• What you have to do:
Quote every entry word for word.

• Data shown:
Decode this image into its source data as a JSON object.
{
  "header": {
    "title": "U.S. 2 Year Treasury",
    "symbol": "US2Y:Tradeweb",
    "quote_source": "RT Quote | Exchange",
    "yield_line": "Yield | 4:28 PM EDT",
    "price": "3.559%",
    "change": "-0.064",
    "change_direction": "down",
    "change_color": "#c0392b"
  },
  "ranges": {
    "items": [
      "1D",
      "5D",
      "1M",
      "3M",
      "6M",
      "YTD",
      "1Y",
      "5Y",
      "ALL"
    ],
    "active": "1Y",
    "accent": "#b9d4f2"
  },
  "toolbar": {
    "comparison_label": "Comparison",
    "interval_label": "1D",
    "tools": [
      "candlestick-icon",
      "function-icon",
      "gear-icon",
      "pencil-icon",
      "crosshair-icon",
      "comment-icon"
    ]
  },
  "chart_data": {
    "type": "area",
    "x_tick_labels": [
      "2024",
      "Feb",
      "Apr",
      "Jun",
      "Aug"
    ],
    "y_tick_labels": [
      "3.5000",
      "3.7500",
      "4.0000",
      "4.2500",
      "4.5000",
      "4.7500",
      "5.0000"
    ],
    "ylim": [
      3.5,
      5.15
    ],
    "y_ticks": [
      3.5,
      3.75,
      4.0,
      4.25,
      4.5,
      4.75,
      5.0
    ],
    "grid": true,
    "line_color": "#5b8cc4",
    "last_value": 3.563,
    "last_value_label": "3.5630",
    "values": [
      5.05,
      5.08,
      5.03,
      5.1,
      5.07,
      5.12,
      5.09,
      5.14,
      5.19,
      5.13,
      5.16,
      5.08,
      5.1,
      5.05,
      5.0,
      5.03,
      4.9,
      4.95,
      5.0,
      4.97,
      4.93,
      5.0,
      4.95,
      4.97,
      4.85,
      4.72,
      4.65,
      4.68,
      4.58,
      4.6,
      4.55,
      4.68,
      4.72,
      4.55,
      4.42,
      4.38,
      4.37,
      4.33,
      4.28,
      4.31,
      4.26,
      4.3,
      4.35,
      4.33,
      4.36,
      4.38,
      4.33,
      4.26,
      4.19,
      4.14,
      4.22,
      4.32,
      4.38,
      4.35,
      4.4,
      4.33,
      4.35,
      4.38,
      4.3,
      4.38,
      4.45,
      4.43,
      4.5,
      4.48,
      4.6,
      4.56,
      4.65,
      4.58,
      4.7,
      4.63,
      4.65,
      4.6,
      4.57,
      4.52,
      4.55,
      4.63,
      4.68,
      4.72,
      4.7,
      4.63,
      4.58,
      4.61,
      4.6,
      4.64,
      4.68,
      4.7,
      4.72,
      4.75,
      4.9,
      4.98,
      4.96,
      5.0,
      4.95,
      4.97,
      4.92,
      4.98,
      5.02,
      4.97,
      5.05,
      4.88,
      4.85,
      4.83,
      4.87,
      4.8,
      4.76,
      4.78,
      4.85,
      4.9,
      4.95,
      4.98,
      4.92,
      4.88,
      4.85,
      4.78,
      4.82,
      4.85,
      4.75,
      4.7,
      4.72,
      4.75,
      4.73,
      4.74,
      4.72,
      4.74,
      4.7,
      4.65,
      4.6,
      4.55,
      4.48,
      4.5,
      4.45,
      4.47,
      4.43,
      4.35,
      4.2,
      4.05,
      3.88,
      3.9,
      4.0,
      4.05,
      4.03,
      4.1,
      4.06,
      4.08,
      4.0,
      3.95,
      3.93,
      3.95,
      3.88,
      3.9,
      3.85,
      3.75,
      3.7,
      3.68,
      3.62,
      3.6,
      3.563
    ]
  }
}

• Response:
Decode this image into its source data as a JSON object.
{
  "header": {
    "title": "U.S. 2 Year Treasury",
    "symbol": "US2Y:Tradeweb",
    "quote_source": "RT Quote | Exchange",
    "yield_line": "Yield | 4:28 PM EDT",
    "price": "3.559%",
    "change": "-0.064",
    "change_direction": "down",
    "change_color": "#c0392b"
  },
  "ranges": {
    "items": [
      "1D",
      "5D",
      "1M",
      "3M",
      "6M",
      "YTD",
      "1Y",
      "5Y",
      "ALL"
    ],
    "active": "1Y",
    "accent": "#b9d4f2"
  },
  "toolbar": {
    "comparison_label": "Comparison",
    "interval_label": "1D",
    "tools": [
      "candlestick-icon",
      "function-icon",
      "gear-icon",
      "pencil-icon",
      "crosshair-icon",
      "comment-icon"
    ]
  },
  "chart_data": {
    "type": "area",
    "x_tick_labels": [
      "2024",
      "Feb",
      "Apr",
      "Jun",
      "Aug"
    ],
    "y_tick_labels": [
      "3.5000",
      "3.7500",
      "4.0000",
      "4.2500",
      "4.5000",
      "4.7500",
      "5.0000"
    ],
    "ylim": [
      3.5,
      5.15
    ],
    "y_ticks": [
      3.5,
      3.75,
      4.0,
      4.25,
      4.5,
      4.75,
      5.0
    ],
    "grid": true,
    "line_color": "#5b8cc4",
    "last_value": 3.563,
    "last_value_label": "3.5630",
    "values": [
      5.05,
      5.08,
      5.03,
      5.1,
      5.07,
      5.12,
      5.09,
      5.14,
      5.19,
      5.13,
      5.16,
      5.08,
      5.1,
      5.05,
      5.0,
      5.03,
      4.9,
      4.95,
      5.0,
      4.97,
      4.93,
      5.0,
      4.95,
      4.97,
      4.85,
      4.72,
      4.65,
      4.68,
      4.58,
      4.6,
      4.55,
      4.68,
      4.72,
      4.55,
      4.42,
      4.38,
      4.37,
      4.33,
      4.28,
      4.31,
      4.26,
      4.3,
      4.35,
      4.33,
      4.36,
      4.38,
      4.33,
      4.26,
      4.19,
      4.14,
      4.22,
      4.32,
      4.38,
      4.35,
      4.4,
      4.33,
      4.35,
      4.38,
      4.3,
      4.38,
      4.45,
      4.43,
      4.5,
      4.48,
      4.6,
      4.56,
      4.65,
      4.58,
      4.7,
      4.63,
      4.65,
      4.6,
      4.57,
      4.52,
      4.55,
      4.63,
      4.68,
      4.72,
      4.7,
      4.63,
      4.58,
      4.61,
      4.6,
      4.64,
      4.68,
      4.7,
      4.72,
      4.75,
      4.9,
      4.98,
      4.96,
      5.0,
      4.95,
      4.97,
      4.92,
      4.98,
      5.02,
      4.97,
      5.05,
      4.88,
      4.85,
      4.83,
      4.87,
      4.8,
      4.76,
      4.78,
      4.85,
      4.9,
      4.95,
      4.98,
      4.92,
      4.88,
      4.85,
      4.78,
      4.82,
      4.85,
      4.75,
      4.7,
      4.72,
      4.75,
      4.73,
      4.74,
      4.72,
      4.74,
      4.7,
      4.65,
      4.6,
      4.55,
      4.48,
      4.5,
      4.45,
      4.47,
      4.43,
      4.35,
      4.2,
      4.05,
      3.88,
      3.9,
      4.0,
      4.05,
      4.03,
      4.1,
      4.06,
      4.08,
      4.0,
      3.95,
      3.93,
      3.95,
      3.88,
      3.9,
      3.85,
      3.75,
      3.7,
      3.68,
      3.62,
      3.6,
      3.563
    ]
  }
}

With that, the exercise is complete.